DIRECTION:
For the data below, work out how many lines contain the word "icon" and supply only that number.

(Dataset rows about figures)
---
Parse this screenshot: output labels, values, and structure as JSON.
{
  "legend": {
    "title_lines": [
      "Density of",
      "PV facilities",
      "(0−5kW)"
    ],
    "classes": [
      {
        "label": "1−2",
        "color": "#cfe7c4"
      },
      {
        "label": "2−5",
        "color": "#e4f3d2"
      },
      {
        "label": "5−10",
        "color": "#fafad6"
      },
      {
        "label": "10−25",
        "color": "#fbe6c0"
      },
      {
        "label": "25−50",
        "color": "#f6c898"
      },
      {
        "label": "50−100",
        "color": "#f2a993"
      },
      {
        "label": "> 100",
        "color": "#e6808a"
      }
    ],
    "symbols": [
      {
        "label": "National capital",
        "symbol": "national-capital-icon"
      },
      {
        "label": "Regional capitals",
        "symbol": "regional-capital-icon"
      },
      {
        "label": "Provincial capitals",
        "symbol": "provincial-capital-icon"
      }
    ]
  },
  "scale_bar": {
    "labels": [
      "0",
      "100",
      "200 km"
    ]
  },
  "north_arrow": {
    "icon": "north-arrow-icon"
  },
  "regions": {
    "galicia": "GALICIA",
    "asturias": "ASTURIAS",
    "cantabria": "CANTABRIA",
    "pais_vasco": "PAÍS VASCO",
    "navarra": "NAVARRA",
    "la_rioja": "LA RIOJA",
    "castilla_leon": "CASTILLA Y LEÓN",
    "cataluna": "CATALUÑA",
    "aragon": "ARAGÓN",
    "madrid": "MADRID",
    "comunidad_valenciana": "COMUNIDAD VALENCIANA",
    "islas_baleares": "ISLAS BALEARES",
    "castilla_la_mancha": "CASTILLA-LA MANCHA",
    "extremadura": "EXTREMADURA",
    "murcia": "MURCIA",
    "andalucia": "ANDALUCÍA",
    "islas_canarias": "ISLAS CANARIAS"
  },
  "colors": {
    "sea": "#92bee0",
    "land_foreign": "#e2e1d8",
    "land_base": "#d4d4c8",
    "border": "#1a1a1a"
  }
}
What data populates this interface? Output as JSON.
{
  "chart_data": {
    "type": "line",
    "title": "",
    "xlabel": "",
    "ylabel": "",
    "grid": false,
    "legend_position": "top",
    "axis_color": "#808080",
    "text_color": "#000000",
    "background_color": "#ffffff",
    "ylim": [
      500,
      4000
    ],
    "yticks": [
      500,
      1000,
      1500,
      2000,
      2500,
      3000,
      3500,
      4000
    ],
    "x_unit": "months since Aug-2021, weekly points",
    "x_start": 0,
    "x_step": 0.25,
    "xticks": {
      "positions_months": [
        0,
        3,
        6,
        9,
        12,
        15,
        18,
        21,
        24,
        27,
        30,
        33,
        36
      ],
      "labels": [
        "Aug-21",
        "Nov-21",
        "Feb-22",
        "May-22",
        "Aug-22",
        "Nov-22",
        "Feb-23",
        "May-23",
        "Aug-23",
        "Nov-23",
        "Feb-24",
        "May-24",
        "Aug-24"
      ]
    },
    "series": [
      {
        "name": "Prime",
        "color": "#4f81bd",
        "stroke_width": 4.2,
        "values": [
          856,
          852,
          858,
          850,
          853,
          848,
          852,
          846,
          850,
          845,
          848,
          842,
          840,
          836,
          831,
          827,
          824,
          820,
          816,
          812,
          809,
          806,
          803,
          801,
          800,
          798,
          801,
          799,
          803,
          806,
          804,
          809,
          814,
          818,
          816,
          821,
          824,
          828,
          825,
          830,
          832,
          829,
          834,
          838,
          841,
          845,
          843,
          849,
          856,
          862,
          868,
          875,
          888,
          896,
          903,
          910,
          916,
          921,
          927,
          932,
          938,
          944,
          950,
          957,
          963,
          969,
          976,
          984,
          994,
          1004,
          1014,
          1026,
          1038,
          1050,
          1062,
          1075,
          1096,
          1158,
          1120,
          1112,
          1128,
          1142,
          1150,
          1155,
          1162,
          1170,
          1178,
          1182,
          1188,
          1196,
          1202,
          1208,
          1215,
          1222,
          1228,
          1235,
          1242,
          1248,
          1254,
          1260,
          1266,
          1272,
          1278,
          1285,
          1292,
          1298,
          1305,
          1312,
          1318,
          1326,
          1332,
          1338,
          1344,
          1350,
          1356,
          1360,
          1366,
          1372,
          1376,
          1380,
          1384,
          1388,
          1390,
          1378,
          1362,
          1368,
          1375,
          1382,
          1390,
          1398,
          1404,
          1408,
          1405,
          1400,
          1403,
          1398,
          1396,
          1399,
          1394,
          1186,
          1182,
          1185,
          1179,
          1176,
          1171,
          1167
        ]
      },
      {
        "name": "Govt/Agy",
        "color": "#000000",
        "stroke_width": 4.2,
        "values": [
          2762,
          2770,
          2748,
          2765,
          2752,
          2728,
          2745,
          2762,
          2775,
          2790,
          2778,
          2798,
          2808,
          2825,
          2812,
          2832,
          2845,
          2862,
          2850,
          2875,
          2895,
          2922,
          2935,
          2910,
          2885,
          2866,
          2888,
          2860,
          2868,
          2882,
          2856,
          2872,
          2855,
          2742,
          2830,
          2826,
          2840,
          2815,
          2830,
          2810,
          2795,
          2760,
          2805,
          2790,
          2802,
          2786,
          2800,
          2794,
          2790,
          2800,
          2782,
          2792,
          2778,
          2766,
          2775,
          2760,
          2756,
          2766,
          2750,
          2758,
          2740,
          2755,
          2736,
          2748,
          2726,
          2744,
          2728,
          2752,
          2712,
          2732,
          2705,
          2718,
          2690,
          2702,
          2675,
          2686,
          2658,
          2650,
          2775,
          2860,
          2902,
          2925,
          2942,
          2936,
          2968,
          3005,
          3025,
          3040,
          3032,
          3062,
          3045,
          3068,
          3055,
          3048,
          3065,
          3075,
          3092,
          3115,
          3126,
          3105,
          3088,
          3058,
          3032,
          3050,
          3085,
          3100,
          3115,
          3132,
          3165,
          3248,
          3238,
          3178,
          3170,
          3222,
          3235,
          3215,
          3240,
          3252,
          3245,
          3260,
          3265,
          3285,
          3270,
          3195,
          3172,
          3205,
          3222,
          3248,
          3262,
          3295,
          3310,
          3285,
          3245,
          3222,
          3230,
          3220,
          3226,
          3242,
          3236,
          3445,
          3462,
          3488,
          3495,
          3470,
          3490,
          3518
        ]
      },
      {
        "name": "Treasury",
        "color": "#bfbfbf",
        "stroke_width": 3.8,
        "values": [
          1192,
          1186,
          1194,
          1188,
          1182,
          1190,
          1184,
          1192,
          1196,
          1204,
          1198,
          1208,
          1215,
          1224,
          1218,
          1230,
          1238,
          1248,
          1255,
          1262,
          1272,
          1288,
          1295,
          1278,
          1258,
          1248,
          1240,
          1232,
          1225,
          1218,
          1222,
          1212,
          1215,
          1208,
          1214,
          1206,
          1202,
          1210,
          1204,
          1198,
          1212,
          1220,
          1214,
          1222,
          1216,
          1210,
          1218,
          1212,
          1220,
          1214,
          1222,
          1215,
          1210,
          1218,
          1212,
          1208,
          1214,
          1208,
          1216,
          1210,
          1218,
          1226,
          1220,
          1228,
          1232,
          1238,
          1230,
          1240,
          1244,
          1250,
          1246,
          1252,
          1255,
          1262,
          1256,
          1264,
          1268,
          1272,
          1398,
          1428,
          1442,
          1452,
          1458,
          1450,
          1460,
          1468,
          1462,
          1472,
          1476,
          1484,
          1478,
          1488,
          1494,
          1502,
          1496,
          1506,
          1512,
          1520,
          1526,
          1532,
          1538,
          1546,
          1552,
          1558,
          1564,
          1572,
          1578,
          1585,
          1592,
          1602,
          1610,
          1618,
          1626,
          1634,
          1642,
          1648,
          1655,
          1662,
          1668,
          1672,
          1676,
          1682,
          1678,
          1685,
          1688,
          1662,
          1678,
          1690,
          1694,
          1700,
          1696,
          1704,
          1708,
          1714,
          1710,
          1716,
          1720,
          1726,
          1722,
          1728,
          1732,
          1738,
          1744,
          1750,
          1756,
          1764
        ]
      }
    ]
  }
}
---
CORRECT OUTPUT:
4